Stored records:
————————
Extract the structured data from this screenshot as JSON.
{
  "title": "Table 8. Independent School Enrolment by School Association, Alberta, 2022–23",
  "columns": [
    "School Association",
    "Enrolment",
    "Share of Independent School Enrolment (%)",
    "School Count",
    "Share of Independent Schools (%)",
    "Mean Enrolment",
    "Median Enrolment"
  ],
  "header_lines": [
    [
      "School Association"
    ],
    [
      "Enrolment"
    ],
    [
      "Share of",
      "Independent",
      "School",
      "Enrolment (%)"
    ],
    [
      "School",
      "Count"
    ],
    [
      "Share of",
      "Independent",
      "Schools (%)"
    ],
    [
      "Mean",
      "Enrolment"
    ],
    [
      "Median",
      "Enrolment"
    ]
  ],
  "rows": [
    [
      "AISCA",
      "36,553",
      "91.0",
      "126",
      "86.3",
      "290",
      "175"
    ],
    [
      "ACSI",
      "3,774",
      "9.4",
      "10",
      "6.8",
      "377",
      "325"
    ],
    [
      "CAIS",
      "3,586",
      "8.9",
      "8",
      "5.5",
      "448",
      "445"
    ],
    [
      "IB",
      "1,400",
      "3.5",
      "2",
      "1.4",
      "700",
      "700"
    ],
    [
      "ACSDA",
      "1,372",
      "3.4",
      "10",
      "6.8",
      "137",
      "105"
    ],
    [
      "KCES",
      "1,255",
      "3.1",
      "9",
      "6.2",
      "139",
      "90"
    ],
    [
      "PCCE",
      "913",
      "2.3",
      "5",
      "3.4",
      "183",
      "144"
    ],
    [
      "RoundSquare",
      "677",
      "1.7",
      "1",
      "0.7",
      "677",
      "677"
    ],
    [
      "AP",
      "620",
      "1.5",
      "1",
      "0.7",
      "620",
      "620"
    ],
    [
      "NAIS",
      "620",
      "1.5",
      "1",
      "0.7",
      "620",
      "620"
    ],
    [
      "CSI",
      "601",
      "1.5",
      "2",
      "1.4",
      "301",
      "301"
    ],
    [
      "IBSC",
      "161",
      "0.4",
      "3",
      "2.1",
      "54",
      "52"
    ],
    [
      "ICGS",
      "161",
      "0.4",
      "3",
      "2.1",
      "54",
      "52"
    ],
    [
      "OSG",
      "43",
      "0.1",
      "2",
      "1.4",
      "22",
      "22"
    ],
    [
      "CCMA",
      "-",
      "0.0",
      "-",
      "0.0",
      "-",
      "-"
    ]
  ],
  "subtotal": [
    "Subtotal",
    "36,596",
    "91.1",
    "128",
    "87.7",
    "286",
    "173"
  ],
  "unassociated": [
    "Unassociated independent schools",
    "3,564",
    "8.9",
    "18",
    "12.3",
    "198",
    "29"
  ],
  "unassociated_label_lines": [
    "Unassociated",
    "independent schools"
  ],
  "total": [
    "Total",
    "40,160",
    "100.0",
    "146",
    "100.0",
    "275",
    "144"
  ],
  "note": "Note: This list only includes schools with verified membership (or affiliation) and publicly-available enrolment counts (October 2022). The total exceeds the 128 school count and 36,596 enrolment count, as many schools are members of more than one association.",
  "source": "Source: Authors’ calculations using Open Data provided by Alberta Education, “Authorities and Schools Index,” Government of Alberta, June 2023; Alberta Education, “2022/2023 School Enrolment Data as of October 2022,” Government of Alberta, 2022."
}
————————
■ Your task ■
From the listing above, collect every line that mentions the word "Share".

■ Solution to this exercise ■
    "Share of Independent School Enrolment (%)",
    "Share of Independent Schools (%)",
      "Share of",
      "Share of",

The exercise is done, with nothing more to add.